Given instruction
Which lines in the records below contain the word "that"? Copy each of them.

Saved entries

::::::::::

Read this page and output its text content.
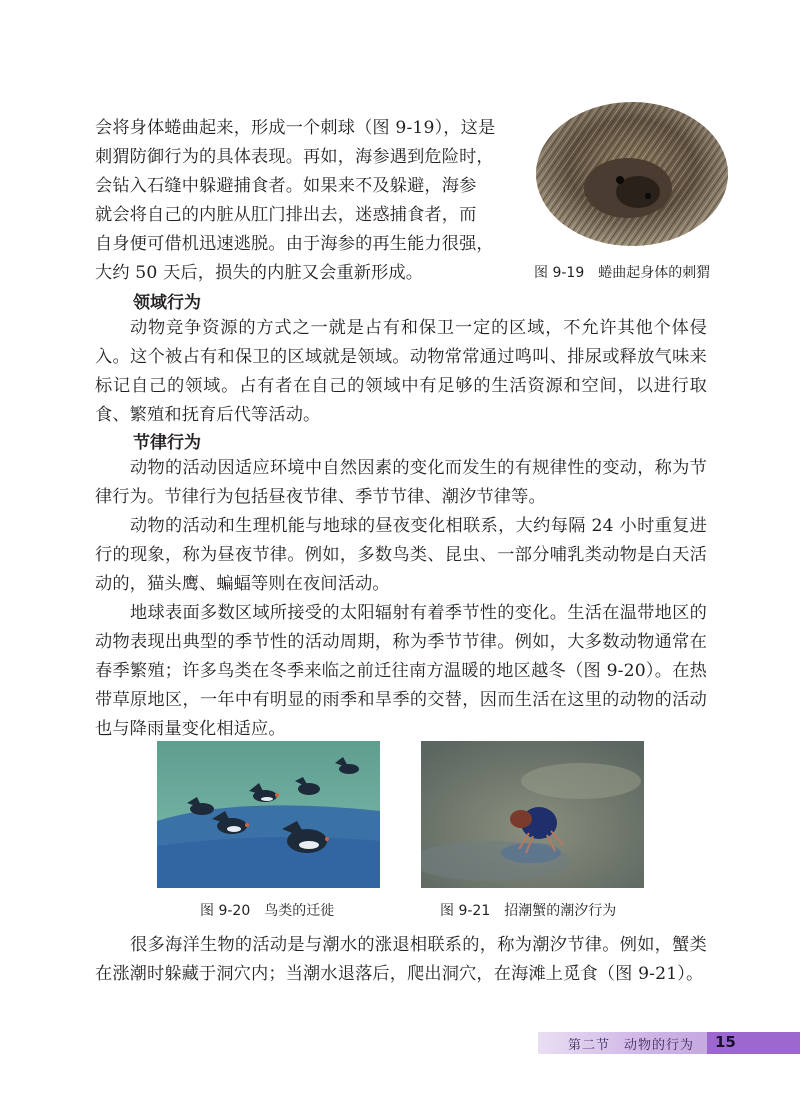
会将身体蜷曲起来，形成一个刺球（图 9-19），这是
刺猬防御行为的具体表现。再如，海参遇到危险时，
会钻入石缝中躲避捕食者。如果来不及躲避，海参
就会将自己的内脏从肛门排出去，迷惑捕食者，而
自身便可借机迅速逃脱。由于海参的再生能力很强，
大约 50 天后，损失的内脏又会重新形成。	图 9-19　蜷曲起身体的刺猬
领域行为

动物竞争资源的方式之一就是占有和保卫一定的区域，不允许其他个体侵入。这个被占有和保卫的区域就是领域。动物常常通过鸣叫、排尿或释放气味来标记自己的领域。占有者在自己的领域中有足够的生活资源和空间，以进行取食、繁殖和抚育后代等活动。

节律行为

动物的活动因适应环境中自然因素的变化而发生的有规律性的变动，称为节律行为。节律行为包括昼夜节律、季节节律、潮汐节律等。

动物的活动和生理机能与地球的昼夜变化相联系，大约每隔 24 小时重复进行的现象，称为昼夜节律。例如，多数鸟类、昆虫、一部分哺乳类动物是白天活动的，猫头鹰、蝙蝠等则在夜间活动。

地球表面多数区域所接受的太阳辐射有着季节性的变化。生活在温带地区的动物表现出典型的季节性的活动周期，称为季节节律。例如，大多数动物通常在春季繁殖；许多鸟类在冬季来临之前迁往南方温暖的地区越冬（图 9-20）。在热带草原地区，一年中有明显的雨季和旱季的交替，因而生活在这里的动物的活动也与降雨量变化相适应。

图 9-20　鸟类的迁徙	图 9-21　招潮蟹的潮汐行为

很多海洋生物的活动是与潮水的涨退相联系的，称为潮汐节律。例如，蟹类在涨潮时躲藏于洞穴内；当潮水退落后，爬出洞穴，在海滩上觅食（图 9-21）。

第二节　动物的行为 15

::::::::::

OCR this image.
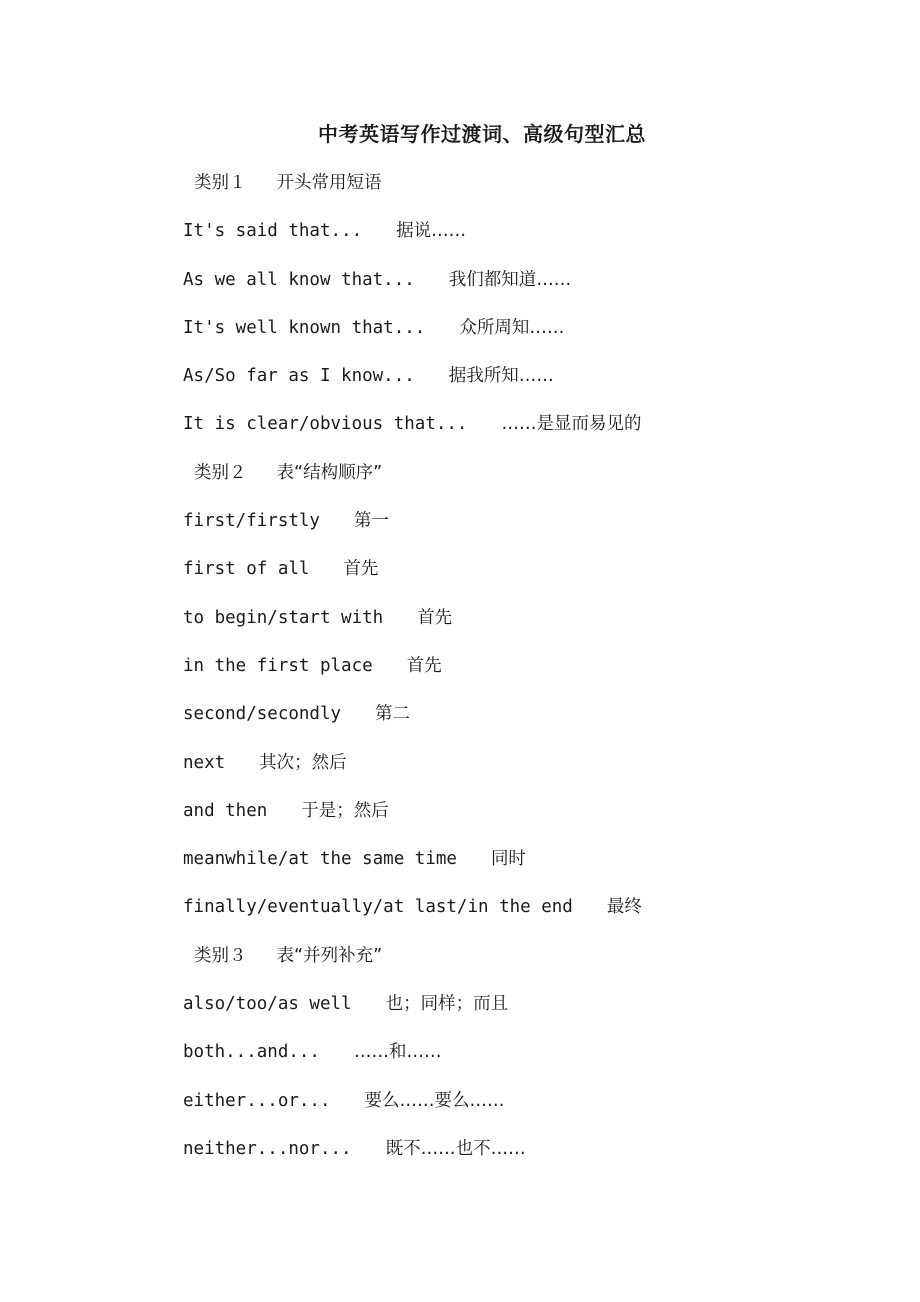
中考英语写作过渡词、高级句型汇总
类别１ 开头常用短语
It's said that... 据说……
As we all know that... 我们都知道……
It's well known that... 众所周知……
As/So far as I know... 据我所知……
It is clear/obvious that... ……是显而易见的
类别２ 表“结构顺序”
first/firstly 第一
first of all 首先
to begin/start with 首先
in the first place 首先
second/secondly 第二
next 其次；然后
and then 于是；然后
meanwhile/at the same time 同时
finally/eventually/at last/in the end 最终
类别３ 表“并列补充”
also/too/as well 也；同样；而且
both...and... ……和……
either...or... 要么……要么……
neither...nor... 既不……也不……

::::::::::

Finished exercise
It's said that... 据说……
As we all know that... 我们都知道……
It's well known that... 众所周知……
It is clear/obvious that... ……是显而易见的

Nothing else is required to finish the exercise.